According to Moser, recording the performance also had its advantages.

“I think some things actually worked better on camera than they would have in a live performance,” wrote Moser. “I think being able to have close-ups of the actors during these segments, something you cannot do live, actually draws in the audience in more.”

What comes across in the recording is not the newness of the experience, but the intentionality and thoughtfulness of the play and its actors and direction. For one thing, every character in Twilight Bowl is a college-aged female, which was a practical choice for Moser. 

“As theater educators, I think it’s important to provide an adequate number of really good performance opportunities for our acting students (at least three quarters of whom are now women), and I wanted to find a play that was written for either all women (or mostly all women) for that reason,” Moser wrote. “I also like to do plays where the characters are ‘college age,’ so the actors can focus on fully developing their characters rather than pretending to be middle-aged.” 

This choice was duly noted and appreciated by the Twilight Bowl actors.

“The story is uniquely female-driven, and I would say this play definitely passes the Bechdel test,” said College third-year Jane Hobson, who played Jaycee. “I mean, we don’t even talk about men very often, [and] that’s one of the things in the Bechdel test: ‘[Are] there scenes where women are talking and not talking about men?’”

The characters are a realistic and multidimensional array of midwesterners, but that didn’t necessarily mean bringing them to life was an easy task. McWilliams-Woods, who was born and raised in Kent, Ohio, found her character, Brielle, difficult to embody because of just how similar their backgrounds were.

“In the past, I’ve been able to make bolder choices when the character doesn’t feel like me at all,” said McWilliams-Woods. “It was just more of a challenge to try to figure out how to not make Brielle just a copy of me and how to make sure that she was her own person.” 

College third-year Diwe Augustin-Glave, playing the character Clarice, had a very different experience: they had to find ways to implement their own identity into a role that did not originally account for it.

▶ _TASK SET_:
A – Translate this sentence from the Twilight Bowl article into Spanish: "This choice was duly noted and appreciated by the Twilight Bowl actors."
B – Pick up the Twilight Bowl article right after its last sentence and keep it going.

▶ _Page layout parsing data_:
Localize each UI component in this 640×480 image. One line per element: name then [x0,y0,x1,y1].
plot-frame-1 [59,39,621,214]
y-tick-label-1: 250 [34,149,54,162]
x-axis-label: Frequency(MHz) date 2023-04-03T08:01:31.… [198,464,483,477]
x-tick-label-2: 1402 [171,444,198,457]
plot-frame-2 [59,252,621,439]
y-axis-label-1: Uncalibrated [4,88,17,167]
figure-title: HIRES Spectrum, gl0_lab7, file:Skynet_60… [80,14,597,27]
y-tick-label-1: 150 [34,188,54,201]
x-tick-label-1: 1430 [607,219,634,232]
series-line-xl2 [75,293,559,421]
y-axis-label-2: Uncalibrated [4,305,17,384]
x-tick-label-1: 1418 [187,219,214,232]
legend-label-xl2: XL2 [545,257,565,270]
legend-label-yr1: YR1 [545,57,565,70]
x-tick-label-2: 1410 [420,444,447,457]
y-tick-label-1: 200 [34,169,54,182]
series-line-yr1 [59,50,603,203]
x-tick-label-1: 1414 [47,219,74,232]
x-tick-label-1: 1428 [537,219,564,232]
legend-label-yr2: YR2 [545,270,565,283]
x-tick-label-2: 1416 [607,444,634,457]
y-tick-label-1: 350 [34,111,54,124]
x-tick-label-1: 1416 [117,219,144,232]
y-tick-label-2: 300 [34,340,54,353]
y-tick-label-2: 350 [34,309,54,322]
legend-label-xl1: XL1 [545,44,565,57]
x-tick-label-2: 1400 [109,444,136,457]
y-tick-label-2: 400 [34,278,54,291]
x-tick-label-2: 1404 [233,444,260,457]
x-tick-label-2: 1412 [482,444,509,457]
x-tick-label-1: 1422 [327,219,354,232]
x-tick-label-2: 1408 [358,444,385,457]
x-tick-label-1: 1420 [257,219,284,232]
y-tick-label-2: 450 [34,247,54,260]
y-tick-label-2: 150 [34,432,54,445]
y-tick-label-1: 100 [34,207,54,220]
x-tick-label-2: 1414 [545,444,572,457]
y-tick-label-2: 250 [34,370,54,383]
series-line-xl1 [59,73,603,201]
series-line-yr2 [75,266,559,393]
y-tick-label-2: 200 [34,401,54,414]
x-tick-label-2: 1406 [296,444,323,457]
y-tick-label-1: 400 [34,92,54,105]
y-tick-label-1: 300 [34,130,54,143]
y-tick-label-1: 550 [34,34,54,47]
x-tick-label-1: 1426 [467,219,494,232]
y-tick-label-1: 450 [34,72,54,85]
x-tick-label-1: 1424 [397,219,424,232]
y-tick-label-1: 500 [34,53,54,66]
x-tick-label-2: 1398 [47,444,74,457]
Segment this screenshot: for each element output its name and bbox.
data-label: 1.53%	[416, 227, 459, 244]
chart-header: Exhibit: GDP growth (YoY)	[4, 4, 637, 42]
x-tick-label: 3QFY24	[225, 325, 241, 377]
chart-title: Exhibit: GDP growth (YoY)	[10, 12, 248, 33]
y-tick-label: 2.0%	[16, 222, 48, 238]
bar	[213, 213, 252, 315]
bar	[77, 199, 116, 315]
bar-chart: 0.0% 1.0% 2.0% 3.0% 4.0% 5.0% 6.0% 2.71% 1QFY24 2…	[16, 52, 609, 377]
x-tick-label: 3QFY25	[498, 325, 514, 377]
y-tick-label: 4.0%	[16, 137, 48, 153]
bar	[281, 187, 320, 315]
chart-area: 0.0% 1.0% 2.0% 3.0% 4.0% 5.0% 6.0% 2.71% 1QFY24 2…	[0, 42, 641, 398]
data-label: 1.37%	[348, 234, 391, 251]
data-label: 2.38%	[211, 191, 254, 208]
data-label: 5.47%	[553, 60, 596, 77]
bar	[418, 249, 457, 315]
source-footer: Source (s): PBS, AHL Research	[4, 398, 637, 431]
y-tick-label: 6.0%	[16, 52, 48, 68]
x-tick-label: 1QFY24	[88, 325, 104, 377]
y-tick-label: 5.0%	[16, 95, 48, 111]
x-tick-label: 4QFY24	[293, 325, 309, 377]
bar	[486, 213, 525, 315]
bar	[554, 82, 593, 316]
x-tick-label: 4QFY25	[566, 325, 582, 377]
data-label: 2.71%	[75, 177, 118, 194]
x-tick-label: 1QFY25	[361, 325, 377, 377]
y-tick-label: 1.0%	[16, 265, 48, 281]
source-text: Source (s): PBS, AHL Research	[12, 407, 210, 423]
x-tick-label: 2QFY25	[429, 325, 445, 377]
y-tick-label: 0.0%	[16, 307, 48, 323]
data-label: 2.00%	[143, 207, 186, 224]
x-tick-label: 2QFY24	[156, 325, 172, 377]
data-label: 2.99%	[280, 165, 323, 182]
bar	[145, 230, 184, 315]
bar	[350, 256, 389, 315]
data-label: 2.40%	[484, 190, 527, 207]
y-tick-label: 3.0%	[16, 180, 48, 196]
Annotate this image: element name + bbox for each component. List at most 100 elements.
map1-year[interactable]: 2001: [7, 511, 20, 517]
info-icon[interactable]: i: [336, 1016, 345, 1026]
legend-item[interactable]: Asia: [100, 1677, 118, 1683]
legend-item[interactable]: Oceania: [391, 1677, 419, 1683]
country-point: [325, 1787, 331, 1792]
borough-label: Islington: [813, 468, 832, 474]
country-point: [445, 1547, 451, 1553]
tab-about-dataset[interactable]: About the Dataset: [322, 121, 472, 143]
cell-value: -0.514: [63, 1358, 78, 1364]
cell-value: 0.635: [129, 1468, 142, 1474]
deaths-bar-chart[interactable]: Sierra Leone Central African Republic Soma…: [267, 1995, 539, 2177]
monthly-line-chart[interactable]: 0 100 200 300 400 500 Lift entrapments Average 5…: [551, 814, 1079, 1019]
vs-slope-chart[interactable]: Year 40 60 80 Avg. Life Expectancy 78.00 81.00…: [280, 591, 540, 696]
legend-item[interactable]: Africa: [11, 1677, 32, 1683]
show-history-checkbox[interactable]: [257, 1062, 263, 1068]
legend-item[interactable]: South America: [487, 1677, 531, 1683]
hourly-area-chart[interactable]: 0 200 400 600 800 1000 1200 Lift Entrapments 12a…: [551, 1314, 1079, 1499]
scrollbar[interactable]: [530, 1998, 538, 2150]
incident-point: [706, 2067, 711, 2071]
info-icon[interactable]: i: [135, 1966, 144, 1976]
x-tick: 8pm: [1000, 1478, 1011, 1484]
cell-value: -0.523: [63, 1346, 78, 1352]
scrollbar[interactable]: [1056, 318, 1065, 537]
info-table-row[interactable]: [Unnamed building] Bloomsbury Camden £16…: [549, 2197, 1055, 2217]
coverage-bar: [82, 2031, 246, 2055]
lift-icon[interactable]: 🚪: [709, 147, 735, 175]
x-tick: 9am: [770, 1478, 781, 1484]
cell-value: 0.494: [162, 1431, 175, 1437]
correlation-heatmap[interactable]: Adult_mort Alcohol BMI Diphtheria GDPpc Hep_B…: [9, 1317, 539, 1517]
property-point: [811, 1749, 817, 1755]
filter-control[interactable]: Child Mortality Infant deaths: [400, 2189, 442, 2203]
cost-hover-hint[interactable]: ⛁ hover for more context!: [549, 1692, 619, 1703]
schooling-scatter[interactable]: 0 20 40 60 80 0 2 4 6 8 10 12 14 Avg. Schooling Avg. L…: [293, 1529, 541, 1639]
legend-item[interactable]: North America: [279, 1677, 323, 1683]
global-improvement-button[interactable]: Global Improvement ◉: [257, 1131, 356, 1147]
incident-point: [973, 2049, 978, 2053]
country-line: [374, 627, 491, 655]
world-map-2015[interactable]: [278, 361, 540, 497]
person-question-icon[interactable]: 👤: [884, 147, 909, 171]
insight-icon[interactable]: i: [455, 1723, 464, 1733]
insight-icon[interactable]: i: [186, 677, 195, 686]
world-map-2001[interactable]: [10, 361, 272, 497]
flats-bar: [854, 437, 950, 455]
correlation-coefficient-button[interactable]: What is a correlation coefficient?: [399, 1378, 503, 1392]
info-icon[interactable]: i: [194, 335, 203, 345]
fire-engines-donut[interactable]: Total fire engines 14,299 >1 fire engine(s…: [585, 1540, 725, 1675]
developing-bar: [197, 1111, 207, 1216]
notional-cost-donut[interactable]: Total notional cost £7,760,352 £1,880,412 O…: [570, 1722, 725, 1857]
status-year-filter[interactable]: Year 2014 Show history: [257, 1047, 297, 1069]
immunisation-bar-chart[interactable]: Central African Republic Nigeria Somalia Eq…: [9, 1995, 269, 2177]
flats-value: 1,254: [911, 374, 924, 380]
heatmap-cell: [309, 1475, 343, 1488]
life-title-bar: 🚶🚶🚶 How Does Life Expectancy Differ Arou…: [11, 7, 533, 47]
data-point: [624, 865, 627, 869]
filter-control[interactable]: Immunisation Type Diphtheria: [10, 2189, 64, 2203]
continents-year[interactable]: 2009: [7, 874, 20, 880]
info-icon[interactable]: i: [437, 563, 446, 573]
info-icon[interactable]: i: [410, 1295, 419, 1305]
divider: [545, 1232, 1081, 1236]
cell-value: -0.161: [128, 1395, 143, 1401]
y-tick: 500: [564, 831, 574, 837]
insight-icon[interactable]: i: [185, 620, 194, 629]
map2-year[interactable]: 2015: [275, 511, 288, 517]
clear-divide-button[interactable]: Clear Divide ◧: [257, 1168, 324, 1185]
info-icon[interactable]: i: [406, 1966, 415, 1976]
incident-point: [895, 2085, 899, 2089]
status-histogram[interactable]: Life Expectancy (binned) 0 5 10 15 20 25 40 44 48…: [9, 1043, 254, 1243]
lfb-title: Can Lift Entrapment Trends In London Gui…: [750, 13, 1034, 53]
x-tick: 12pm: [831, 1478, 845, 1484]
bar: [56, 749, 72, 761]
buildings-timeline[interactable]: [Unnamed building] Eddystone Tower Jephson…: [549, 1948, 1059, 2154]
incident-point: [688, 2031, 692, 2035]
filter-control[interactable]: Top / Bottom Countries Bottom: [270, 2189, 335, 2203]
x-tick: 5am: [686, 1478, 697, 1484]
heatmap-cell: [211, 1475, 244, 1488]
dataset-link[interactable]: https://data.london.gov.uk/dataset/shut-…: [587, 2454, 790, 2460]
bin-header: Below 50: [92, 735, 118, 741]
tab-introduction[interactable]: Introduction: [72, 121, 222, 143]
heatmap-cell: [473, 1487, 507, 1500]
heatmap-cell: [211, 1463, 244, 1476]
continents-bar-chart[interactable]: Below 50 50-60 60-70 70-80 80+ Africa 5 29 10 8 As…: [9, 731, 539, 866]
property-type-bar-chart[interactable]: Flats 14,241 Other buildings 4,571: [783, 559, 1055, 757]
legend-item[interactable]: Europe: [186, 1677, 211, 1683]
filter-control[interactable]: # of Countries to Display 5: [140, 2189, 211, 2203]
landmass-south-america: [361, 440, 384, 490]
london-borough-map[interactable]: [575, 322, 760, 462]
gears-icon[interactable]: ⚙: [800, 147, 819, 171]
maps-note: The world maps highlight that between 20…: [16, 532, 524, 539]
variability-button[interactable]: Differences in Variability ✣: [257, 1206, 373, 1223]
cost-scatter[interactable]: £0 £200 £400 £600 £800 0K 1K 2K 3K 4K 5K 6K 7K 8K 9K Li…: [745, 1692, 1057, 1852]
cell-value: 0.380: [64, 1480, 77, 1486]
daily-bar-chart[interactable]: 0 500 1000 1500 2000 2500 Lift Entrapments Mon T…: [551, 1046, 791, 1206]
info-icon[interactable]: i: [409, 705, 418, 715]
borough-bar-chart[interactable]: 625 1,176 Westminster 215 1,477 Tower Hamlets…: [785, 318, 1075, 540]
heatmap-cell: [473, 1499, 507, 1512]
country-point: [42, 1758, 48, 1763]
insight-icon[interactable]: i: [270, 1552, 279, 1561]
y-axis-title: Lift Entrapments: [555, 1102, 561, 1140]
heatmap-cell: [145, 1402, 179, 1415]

▶ _WRITTEN RESPONSES_:
A – El elenco de Twilight Bowl tomó debida nota de esta elección y la apreció.

B –
“I think the hardest part really is when the character isn’t written with the intention of it being a Black character,” they said. “It is my job now to invent this character’s Blackness, so that was something I took on as my own personal work that I had to do, which consisted me watching YouTube videos of Black girls from Wisconsin and them talking about their lives and talking about their slang and talking about their fashion choices.That influenced what the character wears and the character’s hair, and how that was important to me that we were seeing time pass throughout the show, that this Black character’s hair would also be changing along with them because that’s just what Black women do.”

Unfortunately, the delight of Twilight Bowl and the novelty of the Theater department’s first pre-recorded mainstage was short-lived, as it is no longer available to be viewed online.

“It’s kind of sad because the window already closed to watch it, so it doesn’t feel like it quite lasts as long as a normal run of a play would have gone,” said Hobson. “That being said, it’s kind of cool to have something that just exists in time for a few moments.”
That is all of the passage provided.